[Dataset items]
Start

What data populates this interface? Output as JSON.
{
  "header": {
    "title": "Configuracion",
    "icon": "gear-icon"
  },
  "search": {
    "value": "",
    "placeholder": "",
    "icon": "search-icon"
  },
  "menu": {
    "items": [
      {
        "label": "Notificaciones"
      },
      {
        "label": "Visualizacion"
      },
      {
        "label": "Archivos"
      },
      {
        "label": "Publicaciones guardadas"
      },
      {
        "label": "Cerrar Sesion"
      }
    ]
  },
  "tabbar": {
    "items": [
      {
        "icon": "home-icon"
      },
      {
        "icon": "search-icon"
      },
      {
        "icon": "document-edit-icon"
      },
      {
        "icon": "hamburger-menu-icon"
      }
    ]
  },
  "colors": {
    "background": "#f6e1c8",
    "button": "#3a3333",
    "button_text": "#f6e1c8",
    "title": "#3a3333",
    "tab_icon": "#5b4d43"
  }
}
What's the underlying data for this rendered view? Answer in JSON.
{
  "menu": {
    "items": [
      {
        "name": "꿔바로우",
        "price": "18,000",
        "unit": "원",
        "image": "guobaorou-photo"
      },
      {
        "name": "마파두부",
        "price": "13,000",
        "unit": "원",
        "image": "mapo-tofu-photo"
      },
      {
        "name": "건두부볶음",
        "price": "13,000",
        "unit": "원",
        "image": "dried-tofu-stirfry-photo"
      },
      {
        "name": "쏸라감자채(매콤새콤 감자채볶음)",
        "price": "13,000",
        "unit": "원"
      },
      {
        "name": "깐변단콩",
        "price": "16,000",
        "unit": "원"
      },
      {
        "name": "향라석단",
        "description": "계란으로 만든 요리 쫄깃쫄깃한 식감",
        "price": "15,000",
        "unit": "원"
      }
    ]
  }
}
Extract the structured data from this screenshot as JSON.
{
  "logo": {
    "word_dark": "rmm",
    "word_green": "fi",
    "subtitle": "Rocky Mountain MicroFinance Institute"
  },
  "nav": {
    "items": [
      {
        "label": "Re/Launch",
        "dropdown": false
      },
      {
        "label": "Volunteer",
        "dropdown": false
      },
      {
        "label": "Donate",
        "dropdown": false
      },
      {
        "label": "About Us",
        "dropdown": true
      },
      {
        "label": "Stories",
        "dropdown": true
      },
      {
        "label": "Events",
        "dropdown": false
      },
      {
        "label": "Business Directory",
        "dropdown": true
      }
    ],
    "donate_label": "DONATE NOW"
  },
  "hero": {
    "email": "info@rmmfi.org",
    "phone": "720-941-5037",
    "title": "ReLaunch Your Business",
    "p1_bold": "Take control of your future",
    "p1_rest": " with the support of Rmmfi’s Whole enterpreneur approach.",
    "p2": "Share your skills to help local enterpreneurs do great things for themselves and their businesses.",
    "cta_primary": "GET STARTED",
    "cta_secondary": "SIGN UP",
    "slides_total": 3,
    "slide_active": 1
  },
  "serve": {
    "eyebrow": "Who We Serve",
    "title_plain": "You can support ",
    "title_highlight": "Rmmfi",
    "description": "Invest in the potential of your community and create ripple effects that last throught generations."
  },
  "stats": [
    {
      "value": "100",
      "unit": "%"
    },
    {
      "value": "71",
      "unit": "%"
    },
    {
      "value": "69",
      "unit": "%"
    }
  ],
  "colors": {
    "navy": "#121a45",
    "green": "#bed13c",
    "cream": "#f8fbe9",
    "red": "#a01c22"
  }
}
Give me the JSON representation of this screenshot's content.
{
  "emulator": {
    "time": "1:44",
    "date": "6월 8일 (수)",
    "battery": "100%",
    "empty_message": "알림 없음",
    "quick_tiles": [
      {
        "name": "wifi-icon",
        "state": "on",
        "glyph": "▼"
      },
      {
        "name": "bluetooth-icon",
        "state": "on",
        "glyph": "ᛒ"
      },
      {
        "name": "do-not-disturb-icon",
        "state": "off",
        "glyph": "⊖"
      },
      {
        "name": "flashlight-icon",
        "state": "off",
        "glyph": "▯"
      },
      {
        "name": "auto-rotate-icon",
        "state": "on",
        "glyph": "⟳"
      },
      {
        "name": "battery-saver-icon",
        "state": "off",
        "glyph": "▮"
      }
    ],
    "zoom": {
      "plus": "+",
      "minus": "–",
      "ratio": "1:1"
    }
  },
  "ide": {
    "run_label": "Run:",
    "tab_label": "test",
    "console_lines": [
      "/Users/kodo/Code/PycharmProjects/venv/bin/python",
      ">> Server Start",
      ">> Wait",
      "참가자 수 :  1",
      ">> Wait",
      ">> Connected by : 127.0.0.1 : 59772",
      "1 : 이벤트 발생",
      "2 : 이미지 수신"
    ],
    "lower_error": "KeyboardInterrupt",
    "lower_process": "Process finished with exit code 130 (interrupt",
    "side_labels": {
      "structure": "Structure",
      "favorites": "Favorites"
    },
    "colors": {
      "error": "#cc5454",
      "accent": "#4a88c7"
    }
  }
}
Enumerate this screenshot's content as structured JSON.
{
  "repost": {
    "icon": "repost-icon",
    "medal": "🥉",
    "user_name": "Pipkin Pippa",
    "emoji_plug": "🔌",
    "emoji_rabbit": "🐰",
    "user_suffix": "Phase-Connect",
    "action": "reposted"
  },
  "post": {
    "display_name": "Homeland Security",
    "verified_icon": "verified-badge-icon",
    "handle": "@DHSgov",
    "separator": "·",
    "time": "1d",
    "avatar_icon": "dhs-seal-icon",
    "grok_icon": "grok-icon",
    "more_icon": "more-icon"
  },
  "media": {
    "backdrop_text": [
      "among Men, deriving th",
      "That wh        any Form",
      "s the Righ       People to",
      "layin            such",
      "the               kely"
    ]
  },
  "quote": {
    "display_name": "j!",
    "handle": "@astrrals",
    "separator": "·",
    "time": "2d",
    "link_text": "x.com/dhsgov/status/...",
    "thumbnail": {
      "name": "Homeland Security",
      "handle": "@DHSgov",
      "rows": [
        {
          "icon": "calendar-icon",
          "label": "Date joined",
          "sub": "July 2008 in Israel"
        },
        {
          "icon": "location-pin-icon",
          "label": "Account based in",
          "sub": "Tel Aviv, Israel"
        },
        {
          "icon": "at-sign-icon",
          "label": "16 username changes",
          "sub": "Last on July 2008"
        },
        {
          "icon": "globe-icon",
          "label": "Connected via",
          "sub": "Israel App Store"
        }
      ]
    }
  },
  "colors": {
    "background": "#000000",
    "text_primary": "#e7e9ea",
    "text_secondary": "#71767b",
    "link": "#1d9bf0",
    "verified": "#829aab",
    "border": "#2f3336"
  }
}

End

▸ TO DO:
Write out all the data again, exactly as it appears.

▸ EXERCISE RESPONSE:
What data populates this interface? Output as JSON.
{
  "header": {
    "title": "Configuracion",
    "icon": "gear-icon"
  },
  "search": {
    "value": "",
    "placeholder": "",
    "icon": "search-icon"
  },
  "menu": {
    "items": [
      {
        "label": "Notificaciones"
      },
      {
        "label": "Visualizacion"
      },
      {
        "label": "Archivos"
      },
      {
        "label": "Publicaciones guardadas"
      },
      {
        "label": "Cerrar Sesion"
      }
    ]
  },
  "tabbar": {
    "items": [
      {
        "icon": "home-icon"
      },
      {
        "icon": "search-icon"
      },
      {
        "icon": "document-edit-icon"
      },
      {
        "icon": "hamburger-menu-icon"
      }
    ]
  },
  "colors": {
    "background": "#f6e1c8",
    "button": "#3a3333",
    "button_text": "#f6e1c8",
    "title": "#3a3333",
    "tab_icon": "#5b4d43"
  }
}
What's the underlying data for this rendered view? Answer in JSON.
{
  "menu": {
    "items": [
      {
        "name": "꿔바로우",
        "price": "18,000",
        "unit": "원",
        "image": "guobaorou-photo"
      },
      {
        "name": "마파두부",
        "price": "13,000",
        "unit": "원",
        "image": "mapo-tofu-photo"
      },
      {
        "name": "건두부볶음",
        "price": "13,000",
        "unit": "원",
        "image": "dried-tofu-stirfry-photo"
      },
      {
        "name": "쏸라감자채(매콤새콤 감자채볶음)",
        "price": "13,000",
        "unit": "원"
      },
      {
        "name": "깐변단콩",
        "price": "16,000",
        "unit": "원"
      },
      {
        "name": "향라석단",
        "description": "계란으로 만든 요리 쫄깃쫄깃한 식감",
        "price": "15,000",
        "unit": "원"
      }
    ]
  }
}
Extract the structured data from this screenshot as JSON.
{
  "logo": {
    "word_dark": "rmm",
    "word_green": "fi",
    "subtitle": "Rocky Mountain MicroFinance Institute"
  },
  "nav": {
    "items": [
      {
        "label": "Re/Launch",
        "dropdown": false
      },
      {
        "label": "Volunteer",
        "dropdown": false
      },
      {
        "label": "Donate",
        "dropdown": false
      },
      {
        "label": "About Us",
        "dropdown": true
      },
      {
        "label": "Stories",
        "dropdown": true
      },
      {
        "label": "Events",
        "dropdown": false
      },
      {
        "label": "Business Directory",
        "dropdown": true
      }
    ],
    "donate_label": "DONATE NOW"
  },
  "hero": {
    "email": "info@rmmfi.org",
    "phone": "720-941-5037",
    "title": "ReLaunch Your Business",
    "p1_bold": "Take control of your future",
    "p1_rest": " with the support of Rmmfi’s Whole enterpreneur approach.",
    "p2": "Share your skills to help local enterpreneurs do great things for themselves and their businesses.",
    "cta_primary": "GET STARTED",
    "cta_secondary": "SIGN UP",
    "slides_total": 3,
    "slide_active": 1
  },
  "serve": {
    "eyebrow": "Who We Serve",
    "title_plain": "You can support ",
    "title_highlight": "Rmmfi",
    "description": "Invest in the potential of your community and create ripple effects that last throught generations."
  },
  "stats": [
    {
      "value": "100",
      "unit": "%"
    },
    {
      "value": "71",
      "unit": "%"
    },
    {
      "value": "69",
      "unit": "%"
    }
  ],
  "colors": {
    "navy": "#121a45",
    "green": "#bed13c",
    "cream": "#f8fbe9",
    "red": "#a01c22"
  }
}
Give me the JSON representation of this screenshot's content.
{
  "emulator": {
    "time": "1:44",
    "date": "6월 8일 (수)",
    "battery": "100%",
    "empty_message": "알림 없음",
    "quick_tiles": [
      {
        "name": "wifi-icon",
        "state": "on",
        "glyph": "▼"
      },
      {
        "name": "bluetooth-icon",
        "state": "on",
        "glyph": "ᛒ"
      },
      {
        "name": "do-not-disturb-icon",
        "state": "off",
        "glyph": "⊖"
      },
      {
        "name": "flashlight-icon",
        "state": "off",
        "glyph": "▯"
      },
      {
        "name": "auto-rotate-icon",
        "state": "on",
        "glyph": "⟳"
      },
      {
        "name": "battery-saver-icon",
        "state": "off",
        "glyph": "▮"
      }
    ],
    "zoom": {
      "plus": "+",
      "minus": "–",
      "ratio": "1:1"
    }
  },
  "ide": {
    "run_label": "Run:",
    "tab_label": "test",
    "console_lines": [
      "/Users/kodo/Code/PycharmProjects/venv/bin/python",
      ">> Server Start",
      ">> Wait",
      "참가자 수 :  1",
      ">> Wait",
      ">> Connected by : 127.0.0.1 : 59772",
      "1 : 이벤트 발생",
      "2 : 이미지 수신"
    ],
    "lower_error": "KeyboardInterrupt",
    "lower_process": "Process finished with exit code 130 (interrupt",
    "side_labels": {
      "structure": "Structure",
      "favorites": "Favorites"
    },
    "colors": {
      "error": "#cc5454",
      "accent": "#4a88c7"
    }
  }
}
Enumerate this screenshot's content as structured JSON.
{
  "repost": {
    "icon": "repost-icon",
    "medal": "🥉",
    "user_name": "Pipkin Pippa",
    "emoji_plug": "🔌",
    "emoji_rabbit": "🐰",
    "user_suffix": "Phase-Connect",
    "action": "reposted"
  },
  "post": {
    "display_name": "Homeland Security",
    "verified_icon": "verified-badge-icon",
    "handle": "@DHSgov",
    "separator": "·",
    "time": "1d",
    "avatar_icon": "dhs-seal-icon",
    "grok_icon": "grok-icon",
    "more_icon": "more-icon"
  },
  "media": {
    "backdrop_text": [
      "among Men, deriving th",
      "That wh        any Form",
      "s the Righ       People to",
      "layin            such",
      "the               kely"
    ]
  },
  "quote": {
    "display_name": "j!",
    "handle": "@astrrals",
    "separator": "·",
    "time": "2d",
    "link_text": "x.com/dhsgov/status/...",
    "thumbnail": {
      "name": "Homeland Security",
      "handle": "@DHSgov",
      "rows": [
        {
          "icon": "calendar-icon",
          "label": "Date joined",
          "sub": "July 2008 in Israel"
        },
        {
          "icon": "location-pin-icon",
          "label": "Account based in",
          "sub": "Tel Aviv, Israel"
        },
        {
          "icon": "at-sign-icon",
          "label": "16 username changes",
          "sub": "Last on July 2008"
        },
        {
          "icon": "globe-icon",
          "label": "Connected via",
          "sub": "Israel App Store"
        }
      ]
    }
  },
  "colors": {
    "background": "#000000",
    "text_primary": "#e7e9ea",
    "text_secondary": "#71767b",
    "link": "#1d9bf0",
    "verified": "#829aab",
    "border": "#2f3336"
  }
}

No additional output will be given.